▼
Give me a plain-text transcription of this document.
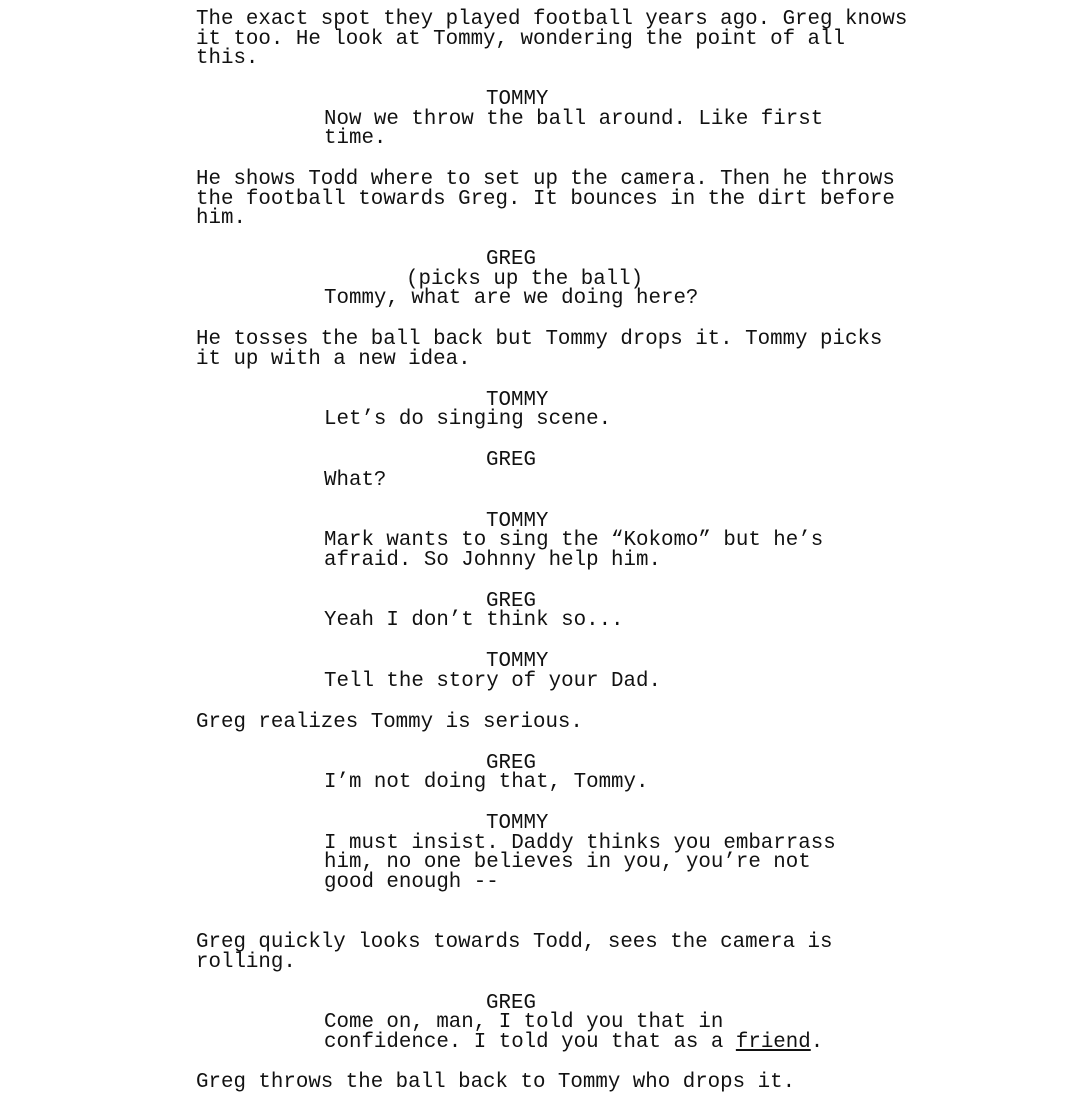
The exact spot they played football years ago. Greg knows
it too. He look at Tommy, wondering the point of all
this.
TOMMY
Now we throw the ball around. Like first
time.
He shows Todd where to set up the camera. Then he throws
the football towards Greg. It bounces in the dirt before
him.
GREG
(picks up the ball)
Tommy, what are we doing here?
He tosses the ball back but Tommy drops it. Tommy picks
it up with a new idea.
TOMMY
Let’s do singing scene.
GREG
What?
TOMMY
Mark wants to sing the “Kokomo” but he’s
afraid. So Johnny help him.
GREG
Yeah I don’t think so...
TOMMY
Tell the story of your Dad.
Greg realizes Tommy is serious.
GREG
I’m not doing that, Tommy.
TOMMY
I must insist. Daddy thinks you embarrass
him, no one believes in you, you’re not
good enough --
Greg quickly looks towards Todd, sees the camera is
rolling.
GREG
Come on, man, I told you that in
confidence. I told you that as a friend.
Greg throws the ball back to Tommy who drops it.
▲
Given exercise:
Examine the records and pull out every line where the string "throws" occurs.

Expected output:
He shows Todd where to set up the camera. Then he throws
Greg throws the ball back to Tommy who drops it.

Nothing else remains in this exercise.